■ Supplied data ■
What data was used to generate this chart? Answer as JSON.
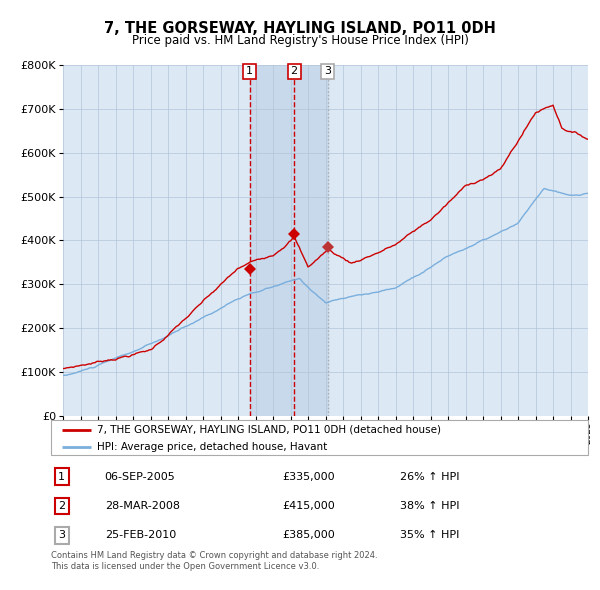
{
  "title": "7, THE GORSEWAY, HAYLING ISLAND, PO11 0DH",
  "subtitle": "Price paid vs. HM Land Registry's House Price Index (HPI)",
  "legend_line1": "7, THE GORSEWAY, HAYLING ISLAND, PO11 0DH (detached house)",
  "legend_line2": "HPI: Average price, detached house, Havant",
  "transactions": [
    {
      "num": 1,
      "date": "06-SEP-2005",
      "price": "£335,000",
      "pct": "26% ↑ HPI",
      "year": 2005.67,
      "value": 335000,
      "color": "#cc0000",
      "linestyle": "--"
    },
    {
      "num": 2,
      "date": "28-MAR-2008",
      "price": "£415,000",
      "pct": "38% ↑ HPI",
      "year": 2008.21,
      "value": 415000,
      "color": "#cc0000",
      "linestyle": "--"
    },
    {
      "num": 3,
      "date": "25-FEB-2010",
      "price": "£385,000",
      "pct": "35% ↑ HPI",
      "year": 2010.12,
      "value": 385000,
      "color": "#aaaaaa",
      "linestyle": ":"
    }
  ],
  "footer1": "Contains HM Land Registry data © Crown copyright and database right 2024.",
  "footer2": "This data is licensed under the Open Government Licence v3.0.",
  "ylim": [
    0,
    800000
  ],
  "yticks": [
    0,
    100000,
    200000,
    300000,
    400000,
    500000,
    600000,
    700000,
    800000
  ],
  "xlim": [
    1995,
    2025
  ],
  "red_color": "#cc0000",
  "blue_color": "#7aaedc",
  "bg_color": "#dce9f5",
  "shade_color": "#c8d9ec",
  "grid_color": "#b0c4d8",
  "white": "#ffffff"
}
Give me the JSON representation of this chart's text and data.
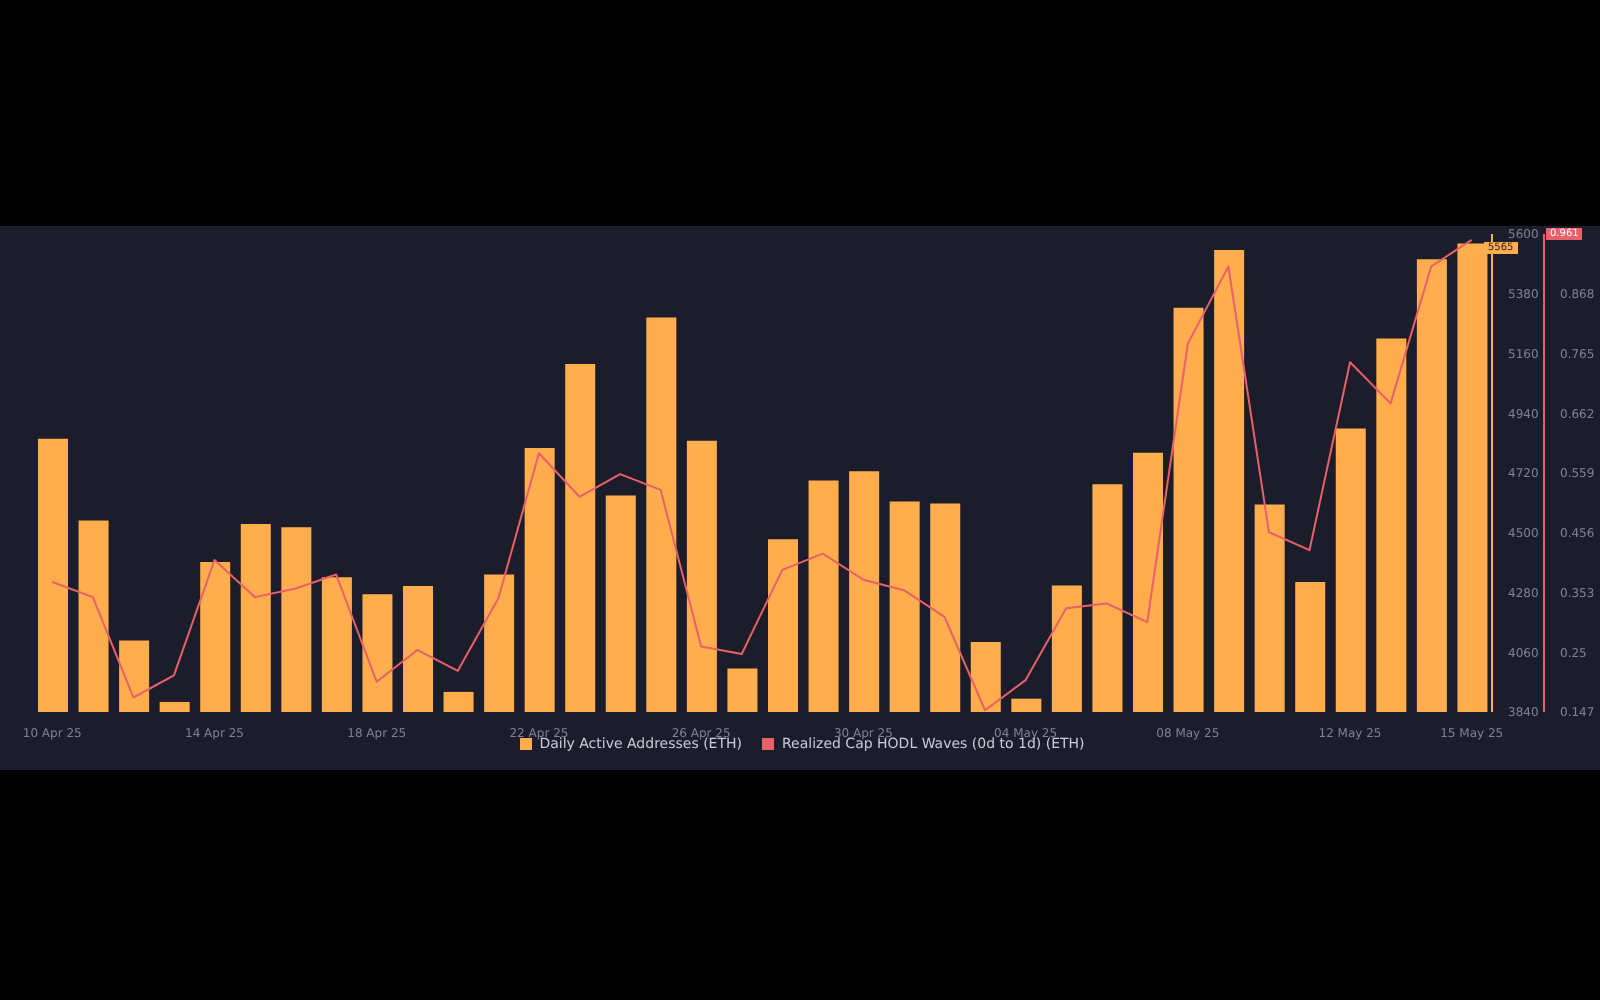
{
  "chart_data": {
    "type": "bar",
    "x": [
      "--04-10",
      "--04-11",
      "--04-12",
      "--04-13",
      "--04-14",
      "--04-15",
      "--04-16",
      "--04-17",
      "--04-18",
      "--04-19",
      "--04-20",
      "--04-21",
      "--04-22",
      "--04-23",
      "--04-24",
      "--04-25",
      "--04-26",
      "--04-27",
      "--04-28",
      "--04-29",
      "--04-30",
      "--05-01",
      "--05-02",
      "--05-03",
      "--05-04",
      "--05-05",
      "--05-06",
      "--05-07",
      "--05-08",
      "--05-09",
      "--05-10",
      "--05-11",
      "--05-12",
      "--05-13",
      "--05-14",
      "--05-15"
    ],
    "series": [
      {
        "name": "Daily Active Addresses (ETH)",
        "color": "#ffad4d",
        "values": [
          4846,
          4545,
          4103,
          3877,
          4392,
          4532,
          4520,
          4336,
          4274,
          4304,
          3914,
          4346,
          4812,
          5121,
          4637,
          5293,
          4839,
          4000,
          4476,
          4692,
          4726,
          4615,
          4608,
          4098,
          3889,
          4306,
          4679,
          4795,
          5328,
          5541,
          4604,
          4319,
          4884,
          5215,
          5507,
          5565
        ]
      },
      {
        "name": "Realized Cap HODL Waves (0d to 1d) (ETH)",
        "type": "line",
        "axis": "y2",
        "color": "#e8606a",
        "values": [
          0.371,
          0.345,
          0.172,
          0.21,
          0.409,
          0.345,
          0.36,
          0.384,
          0.199,
          0.254,
          0.218,
          0.343,
          0.593,
          0.518,
          0.557,
          0.53,
          0.26,
          0.247,
          0.392,
          0.42,
          0.375,
          0.357,
          0.311,
          0.15,
          0.202,
          0.326,
          0.334,
          0.302,
          0.782,
          0.915,
          0.457,
          0.426,
          0.75,
          0.679,
          0.915,
          0.961
        ]
      }
    ],
    "xlim": [
      "--04-09T12:00",
      "--05-15T12:00"
    ],
    "xticks": [
      {
        "value": "--04-10",
        "label": "10 Apr 25"
      },
      {
        "value": "--04-14",
        "label": "14 Apr 25"
      },
      {
        "value": "--04-18",
        "label": "18 Apr 25"
      },
      {
        "value": "--04-22",
        "label": "22 Apr 25"
      },
      {
        "value": "--04-26",
        "label": "26 Apr 25"
      },
      {
        "value": "--04-30",
        "label": "30 Apr 25"
      },
      {
        "value": "--05-04",
        "label": "04 May 25"
      },
      {
        "value": "--05-08",
        "label": "08 May 25"
      },
      {
        "value": "--05-12",
        "label": "12 May 25"
      },
      {
        "value": "--05-15",
        "label": "15 May 25"
      }
    ],
    "ylim": [
      3840,
      5600
    ],
    "yticks": [
      3840,
      4060,
      4280,
      4500,
      4720,
      4940,
      5160,
      5380,
      5600
    ],
    "y2lim": [
      0.147,
      0.971
    ],
    "y2ticks": [
      0.147,
      0.25,
      0.353,
      0.456,
      0.559,
      0.662,
      0.765,
      0.868
    ],
    "annotations": [
      "5565",
      "0.961"
    ],
    "legend": "bottom"
  }
}
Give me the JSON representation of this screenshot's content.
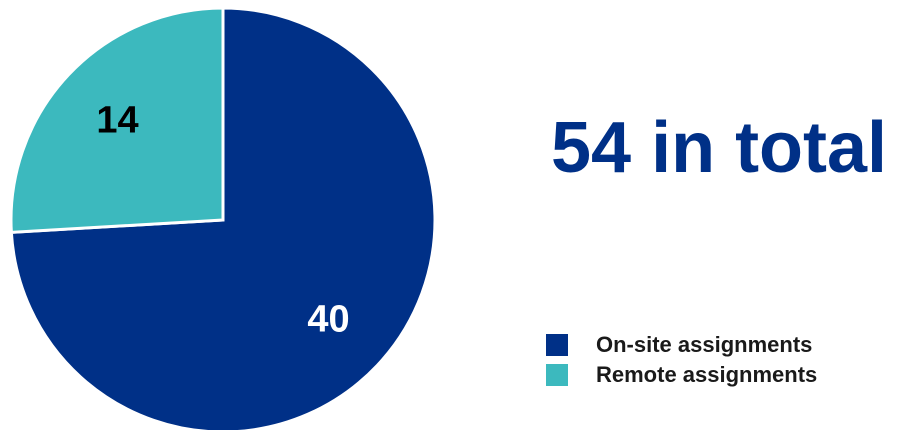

■ What the exercise asks ■
In your copy of the records, include no pictures; repeat everything else exactly.

■ Written reply ■
What data was used to generate this chart? Answer as JSON.
{
  "title": "7, THE GORSEWAY, HAYLING ISLAND, PO11 0DH",
  "subtitle": "Price paid vs. HM Land Registry's House Price Index (HPI)",
  "legend_line1": "7, THE GORSEWAY, HAYLING ISLAND, PO11 0DH (detached house)",
  "legend_line2": "HPI: Average price, detached house, Havant",
  "transactions": [
    {
      "num": 1,
      "date": "06-SEP-2005",
      "price": "£335,000",
      "pct": "26% ↑ HPI",
      "year": 2005.67,
      "value": 335000,
      "color": "#cc0000",
      "linestyle": "--"
    },
    {
      "num": 2,
      "date": "28-MAR-2008",
      "price": "£415,000",
      "pct": "38% ↑ HPI",
      "year": 2008.21,
      "value": 415000,
      "color": "#cc0000",
      "linestyle": "--"
    },
    {
      "num": 3,
      "date": "25-FEB-2010",
      "price": "£385,000",
      "pct": "35% ↑ HPI",
      "year": 2010.12,
      "value": 385000,
      "color": "#aaaaaa",
      "linestyle": ":"
    }
  ],
  "footer1": "Contains HM Land Registry data © Crown copyright and database right 2024.",
  "footer2": "This data is licensed under the Open Government Licence v3.0.",
  "ylim": [
    0,
    800000
  ],
  "yticks": [
    0,
    100000,
    200000,
    300000,
    400000,
    500000,
    600000,
    700000,
    800000
  ],
  "xlim": [
    1995,
    2025
  ],
  "red_color": "#cc0000",
  "blue_color": "#7aaedc",
  "bg_color": "#dce9f5",
  "shade_color": "#c8d9ec",
  "grid_color": "#b0c4d8",
  "white": "#ffffff"
}
Give me the JSON representation of this chart's text and data.
{
  "chart_data": {
    "type": "bar",
    "x": [
      "--04-10",
      "--04-11",
      "--04-12",
      "--04-13",
      "--04-14",
      "--04-15",
      "--04-16",
      "--04-17",
      "--04-18",
      "--04-19",
      "--04-20",
      "--04-21",
      "--04-22",
      "--04-23",
      "--04-24",
      "--04-25",
      "--04-26",
      "--04-27",
      "--04-28",
      "--04-29",
      "--04-30",
      "--05-01",
      "--05-02",
      "--05-03",
      "--05-04",
      "--05-05",
      "--05-06",
      "--05-07",
      "--05-08",
      "--05-09",
      "--05-10",
      "--05-11",
      "--05-12",
      "--05-13",
      "--05-14",
      "--05-15"
    ],
    "series": [
      {
        "name": "Daily Active Addresses (ETH)",
        "color": "#ffad4d",
        "values": [
          4846,
          4545,
          4103,
          3877,
          4392,
          4532,
          4520,
          4336,
          4274,
          4304,
          3914,
          4346,
          4812,
          5121,
          4637,
          5293,
          4839,
          4000,
          4476,
          4692,
          4726,
          4615,
          4608,
          4098,
          3889,
          4306,
          4679,
          4795,
          5328,
          5541,
          4604,
          4319,
          4884,
          5215,
          5507,
          5565
        ]
      },
      {
        "name": "Realized Cap HODL Waves (0d to 1d) (ETH)",
        "type": "line",
        "axis": "y2",
        "color": "#e8606a",
        "values": [
          0.371,
          0.345,
          0.172,
          0.21,
          0.409,
          0.345,
          0.36,
          0.384,
          0.199,
          0.254,
          0.218,
          0.343,
          0.593,
          0.518,
          0.557,
          0.53,
          0.26,
          0.247,
          0.392,
          0.42,
          0.375,
          0.357,
          0.311,
          0.15,
          0.202,
          0.326,
          0.334,
          0.302,
          0.782,
          0.915,
          0.457,
          0.426,
          0.75,
          0.679,
          0.915,
          0.961
        ]
      }
    ],
    "xlim": [
      "--04-09T12:00",
      "--05-15T12:00"
    ],
    "xticks": [
      {
        "value": "--04-10",
        "label": "10 Apr 25"
      },
      {
        "value": "--04-14",
        "label": "14 Apr 25"
      },
      {
        "value": "--04-18",
        "label": "18 Apr 25"
      },
      {
        "value": "--04-22",
        "label": "22 Apr 25"
      },
      {
        "value": "--04-26",
        "label": "26 Apr 25"
      },
      {
        "value": "--04-30",
        "label": "30 Apr 25"
      },
      {
        "value": "--05-04",
        "label": "04 May 25"
      },
      {
        "value": "--05-08",
        "label": "08 May 25"
      },
      {
        "value": "--05-12",
        "label": "12 May 25"
      },
      {
        "value": "--05-15",
        "label": "15 May 25"
      }
    ],
    "ylim": [
      3840,
      5600
    ],
    "yticks": [
      3840,
      4060,
      4280,
      4500,
      4720,
      4940,
      5160,
      5380,
      5600
    ],
    "y2lim": [
      0.147,
      0.971
    ],
    "y2ticks": [
      0.147,
      0.25,
      0.353,
      0.456,
      0.559,
      0.662,
      0.765,
      0.868
    ],
    "annotations": [
      "5565",
      "0.961"
    ],
    "legend": "bottom"
  }
}
Give me the JSON representation of this screenshot's content.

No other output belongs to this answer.